▶ EXERCISE INPUTS
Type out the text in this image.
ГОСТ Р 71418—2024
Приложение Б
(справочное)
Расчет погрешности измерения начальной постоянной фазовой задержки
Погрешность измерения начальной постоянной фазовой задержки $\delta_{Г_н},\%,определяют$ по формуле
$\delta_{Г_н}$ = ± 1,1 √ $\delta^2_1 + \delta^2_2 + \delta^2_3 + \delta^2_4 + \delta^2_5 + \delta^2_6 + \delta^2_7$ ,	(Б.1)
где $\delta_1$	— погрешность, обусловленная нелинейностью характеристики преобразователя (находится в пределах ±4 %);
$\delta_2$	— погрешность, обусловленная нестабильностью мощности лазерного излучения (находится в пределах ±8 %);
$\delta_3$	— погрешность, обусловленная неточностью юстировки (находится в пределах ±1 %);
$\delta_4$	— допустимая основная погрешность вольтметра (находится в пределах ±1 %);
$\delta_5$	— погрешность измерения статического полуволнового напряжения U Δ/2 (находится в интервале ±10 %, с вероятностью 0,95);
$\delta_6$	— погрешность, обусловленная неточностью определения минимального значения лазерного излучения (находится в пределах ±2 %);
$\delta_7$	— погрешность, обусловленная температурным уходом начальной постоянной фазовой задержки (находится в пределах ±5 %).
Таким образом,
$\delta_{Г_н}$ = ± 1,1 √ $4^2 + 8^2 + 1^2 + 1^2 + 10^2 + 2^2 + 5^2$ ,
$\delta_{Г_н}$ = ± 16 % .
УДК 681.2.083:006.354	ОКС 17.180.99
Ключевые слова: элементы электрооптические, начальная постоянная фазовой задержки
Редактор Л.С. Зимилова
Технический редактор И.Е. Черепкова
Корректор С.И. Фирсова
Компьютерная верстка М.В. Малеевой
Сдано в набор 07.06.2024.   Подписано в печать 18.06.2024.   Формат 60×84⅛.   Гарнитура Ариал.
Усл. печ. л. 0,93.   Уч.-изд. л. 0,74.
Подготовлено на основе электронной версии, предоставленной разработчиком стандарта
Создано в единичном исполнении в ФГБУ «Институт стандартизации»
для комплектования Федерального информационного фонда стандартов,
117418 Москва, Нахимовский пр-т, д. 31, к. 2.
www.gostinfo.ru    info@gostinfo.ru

▶ WHAT IS NEEDED
Take the lines above and print them exactly.

▶ WRITTEN RESPONSE
Type out the text in this image.
ГОСТ Р 71418—2024
Приложение Б
(справочное)
Расчет погрешности измерения начальной постоянной фазовой задержки
Погрешность измерения начальной постоянной фазовой задержки $\delta_{Г_н},\%,определяют$ по формуле
$\delta_{Г_н}$ = ± 1,1 √ $\delta^2_1 + \delta^2_2 + \delta^2_3 + \delta^2_4 + \delta^2_5 + \delta^2_6 + \delta^2_7$ ,	(Б.1)
где $\delta_1$	— погрешность, обусловленная нелинейностью характеристики преобразователя (находится в пределах ±4 %);
$\delta_2$	— погрешность, обусловленная нестабильностью мощности лазерного излучения (находится в пределах ±8 %);
$\delta_3$	— погрешность, обусловленная неточностью юстировки (находится в пределах ±1 %);
$\delta_4$	— допустимая основная погрешность вольтметра (находится в пределах ±1 %);
$\delta_5$	— погрешность измерения статического полуволнового напряжения U Δ/2 (находится в интервале ±10 %, с вероятностью 0,95);
$\delta_6$	— погрешность, обусловленная неточностью определения минимального значения лазерного излучения (находится в пределах ±2 %);
$\delta_7$	— погрешность, обусловленная температурным уходом начальной постоянной фазовой задержки (находится в пределах ±5 %).
Таким образом,
$\delta_{Г_н}$ = ± 1,1 √ $4^2 + 8^2 + 1^2 + 1^2 + 10^2 + 2^2 + 5^2$ ,
$\delta_{Г_н}$ = ± 16 % .
УДК 681.2.083:006.354	ОКС 17.180.99
Ключевые слова: элементы электрооптические, начальная постоянная фазовой задержки
Редактор Л.С. Зимилова
Технический редактор И.Е. Черепкова
Корректор С.И. Фирсова
Компьютерная верстка М.В. Малеевой
Сдано в набор 07.06.2024.   Подписано в печать 18.06.2024.   Формат 60×84⅛.   Гарнитура Ариал.
Усл. печ. л. 0,93.   Уч.-изд. л. 0,74.
Подготовлено на основе электронной версии, предоставленной разработчиком стандарта
Создано в единичном исполнении в ФГБУ «Институт стандартизации»
для комплектования Федерального информационного фонда стандартов,
117418 Москва, Нахимовский пр-т, д. 31, к. 2.
www.gostinfo.ru    info@gostinfo.ru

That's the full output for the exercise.